## EXTRAIT CHOISI
■ ■ ■ ■ ■ ■ ■

La statuette de Saint-Joseph, qui ornait l'alcôve de la façade du 2, rue du Général de Gaulle à Sète, a disparu depuis quelques jours. Ce détail remarquable de l'une des maisons les plus admirées de la ville a suscité l'inquiétude d'un vénérable Sétois, qui a alerté Midi Libre ce dimanche 9 août. Selon nos informations, la statue serait actuellement en rénovation, mais aucune confirmation officielle n'a été donnée pour l'instant.
Un patrimoine du XIXe siècle
Cette statue avait été installée au début du XIXe siècle par Hilaire Vivarez, notaire et personnalité très pieuse de Sète. Comme le rapporte un récit de François Massabiau dans un bulletin de la Société d'Études Historiques et Scientifiques de Sète et sa Région (SEHSSER), Me Vivarez avait fait placer cette effigie pour honorer la maison de son père. Cette information est confirmée par une réponse qu'il avait faite au procureur de la République de l'époque, qui lui demandait des explications sur cet ornement religieux après une dénonciation.

■ ■ ■ ■ ■ ■ ■

## EXERCICES À RÉSOUDRE
A. Traduisez en anglais cette phrase de l'article sur la statuette de Saint-Joseph : « Cette statue avait été installée au début du XIXe siècle par Hilaire Vivarez, notaire et personnalité très pieuse de Sète. »
B. Poursuivez l'article sur la statuette de Saint-Joseph à la suite de sa dernière phrase.
Les items n'ont aucun lien avec l'article sur la statuette de Saint-Joseph.

■ ■ ■ ■ ■ ■ ■

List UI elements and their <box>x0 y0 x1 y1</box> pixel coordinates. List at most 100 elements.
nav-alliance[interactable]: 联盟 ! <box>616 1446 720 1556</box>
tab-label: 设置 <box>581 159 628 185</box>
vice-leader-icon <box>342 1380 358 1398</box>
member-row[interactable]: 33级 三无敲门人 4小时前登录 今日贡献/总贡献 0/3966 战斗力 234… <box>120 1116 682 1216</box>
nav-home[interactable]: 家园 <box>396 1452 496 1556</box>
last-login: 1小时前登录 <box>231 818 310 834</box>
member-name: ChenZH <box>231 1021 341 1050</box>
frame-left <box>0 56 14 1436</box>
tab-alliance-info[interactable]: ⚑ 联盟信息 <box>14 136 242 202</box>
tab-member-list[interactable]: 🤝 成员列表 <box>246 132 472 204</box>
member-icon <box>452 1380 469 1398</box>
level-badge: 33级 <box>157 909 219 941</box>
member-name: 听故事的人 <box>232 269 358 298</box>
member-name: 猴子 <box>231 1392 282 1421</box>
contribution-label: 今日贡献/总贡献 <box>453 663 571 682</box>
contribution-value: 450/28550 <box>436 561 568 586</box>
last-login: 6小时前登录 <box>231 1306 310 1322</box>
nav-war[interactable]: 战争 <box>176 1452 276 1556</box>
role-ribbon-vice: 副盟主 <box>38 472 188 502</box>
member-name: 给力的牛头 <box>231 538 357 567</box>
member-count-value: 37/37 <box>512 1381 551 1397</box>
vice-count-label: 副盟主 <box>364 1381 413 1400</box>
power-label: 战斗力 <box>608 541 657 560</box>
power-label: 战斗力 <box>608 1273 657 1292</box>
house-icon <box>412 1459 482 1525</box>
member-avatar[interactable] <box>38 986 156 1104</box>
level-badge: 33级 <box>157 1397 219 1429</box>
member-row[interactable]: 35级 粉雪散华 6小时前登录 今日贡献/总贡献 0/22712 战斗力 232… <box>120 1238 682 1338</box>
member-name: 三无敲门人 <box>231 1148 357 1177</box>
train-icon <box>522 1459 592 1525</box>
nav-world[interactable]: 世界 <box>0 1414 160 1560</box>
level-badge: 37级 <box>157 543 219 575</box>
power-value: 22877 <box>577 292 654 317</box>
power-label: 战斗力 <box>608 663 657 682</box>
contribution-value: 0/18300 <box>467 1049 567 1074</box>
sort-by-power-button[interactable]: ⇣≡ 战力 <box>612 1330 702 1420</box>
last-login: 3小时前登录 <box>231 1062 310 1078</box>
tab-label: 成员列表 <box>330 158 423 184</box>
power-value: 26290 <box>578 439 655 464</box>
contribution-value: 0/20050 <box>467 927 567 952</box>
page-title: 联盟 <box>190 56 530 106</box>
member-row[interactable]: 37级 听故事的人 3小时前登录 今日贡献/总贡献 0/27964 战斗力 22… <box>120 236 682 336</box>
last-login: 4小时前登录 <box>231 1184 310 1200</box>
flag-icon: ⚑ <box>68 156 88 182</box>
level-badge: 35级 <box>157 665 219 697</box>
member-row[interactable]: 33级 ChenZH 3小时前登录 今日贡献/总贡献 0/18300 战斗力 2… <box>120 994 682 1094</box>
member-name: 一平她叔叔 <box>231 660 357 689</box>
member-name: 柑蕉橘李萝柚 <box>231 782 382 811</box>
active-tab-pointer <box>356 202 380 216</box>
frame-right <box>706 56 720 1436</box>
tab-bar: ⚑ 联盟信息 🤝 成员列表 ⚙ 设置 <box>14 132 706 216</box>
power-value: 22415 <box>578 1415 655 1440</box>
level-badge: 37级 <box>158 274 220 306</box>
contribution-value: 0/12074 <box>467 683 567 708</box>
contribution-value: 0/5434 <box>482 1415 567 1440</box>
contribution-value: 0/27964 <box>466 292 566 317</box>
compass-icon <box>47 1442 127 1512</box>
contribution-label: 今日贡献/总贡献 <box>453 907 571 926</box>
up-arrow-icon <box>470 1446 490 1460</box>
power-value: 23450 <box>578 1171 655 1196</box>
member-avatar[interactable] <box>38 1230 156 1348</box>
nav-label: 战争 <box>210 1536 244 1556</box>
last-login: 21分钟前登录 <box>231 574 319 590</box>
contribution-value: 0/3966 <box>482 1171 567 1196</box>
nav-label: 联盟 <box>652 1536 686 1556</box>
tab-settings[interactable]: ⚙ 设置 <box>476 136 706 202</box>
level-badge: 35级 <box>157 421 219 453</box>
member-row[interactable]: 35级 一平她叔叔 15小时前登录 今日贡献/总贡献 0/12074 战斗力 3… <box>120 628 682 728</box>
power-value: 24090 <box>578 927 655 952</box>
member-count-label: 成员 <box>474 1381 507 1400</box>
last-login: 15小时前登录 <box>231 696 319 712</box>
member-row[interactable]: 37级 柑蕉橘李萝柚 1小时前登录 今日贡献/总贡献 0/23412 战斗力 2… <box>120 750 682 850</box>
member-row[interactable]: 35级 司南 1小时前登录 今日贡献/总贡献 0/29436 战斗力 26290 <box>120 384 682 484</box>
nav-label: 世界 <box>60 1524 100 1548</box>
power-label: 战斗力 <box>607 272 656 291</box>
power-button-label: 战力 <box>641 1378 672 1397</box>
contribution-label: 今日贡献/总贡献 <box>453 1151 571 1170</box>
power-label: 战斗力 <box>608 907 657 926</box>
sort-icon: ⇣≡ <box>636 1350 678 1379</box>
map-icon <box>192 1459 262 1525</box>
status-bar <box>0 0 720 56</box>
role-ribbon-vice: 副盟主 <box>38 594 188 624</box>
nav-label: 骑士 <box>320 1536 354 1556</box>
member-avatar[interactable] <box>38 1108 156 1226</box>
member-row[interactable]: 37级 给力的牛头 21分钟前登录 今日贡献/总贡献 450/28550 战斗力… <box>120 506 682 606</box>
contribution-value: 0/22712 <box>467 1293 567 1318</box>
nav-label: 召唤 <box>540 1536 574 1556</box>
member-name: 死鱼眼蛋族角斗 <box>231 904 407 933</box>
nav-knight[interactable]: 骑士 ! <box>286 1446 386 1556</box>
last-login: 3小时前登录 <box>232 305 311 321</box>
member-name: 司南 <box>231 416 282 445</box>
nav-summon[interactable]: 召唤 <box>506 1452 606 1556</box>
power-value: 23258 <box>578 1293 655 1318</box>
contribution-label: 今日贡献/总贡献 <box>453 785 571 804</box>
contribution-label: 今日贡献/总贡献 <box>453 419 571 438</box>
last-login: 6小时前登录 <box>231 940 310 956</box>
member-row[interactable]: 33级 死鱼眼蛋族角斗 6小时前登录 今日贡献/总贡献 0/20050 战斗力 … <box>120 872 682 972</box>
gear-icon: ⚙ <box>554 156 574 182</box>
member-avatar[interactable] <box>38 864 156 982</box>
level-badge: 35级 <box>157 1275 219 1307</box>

■ ■ ■ ■ ■ ■ ■

## RÉPONSES AUX EXERCICES
A. This statue had been installed at the beginning of the 19th century by Hilaire Vivarez, a notary and a very pious figure in Sète.

B.
Un homme charitable et dévot
Hilaire Vivarez était connu pour son engagement charitable : il venait en aide aux pèlerins et aux pauvres, offrant des bons alimentaires et des fournées de pain aux plus malheureux. Membre du Tiers-Ordre de Saint-François, il organisait des fêtes religieuses, notamment en hommage à l'œuvre de son arrière-grand-oncle, l'abbé Guillaume Vivarès, qui avait restauré le culte dans l'église Saint-Joseph après la Révolution française. Il était également président du Conseil de Fabrique de cette église au moment de la séparation de l'Église et de l'État.
Un symbole religieux contesté
La statue s'accompagnait du symbole du cœur de Jésus, encadré par deux drapeaux, avec l'inscription : « Dieu nous soit en aide. Vive labeur. » Cet ensemble avait fait l'objet d'une dénonciation à l'époque, mais le procureur avait finalement laissé les choses en l'état. La statuette est restée visible jusqu'à récemment, mais les raisons exactes de son retrait ne sont pas encore claires. Les habitants et les touristes espèrent qu'elle retrouvera bientôt sa place dans son alcôve.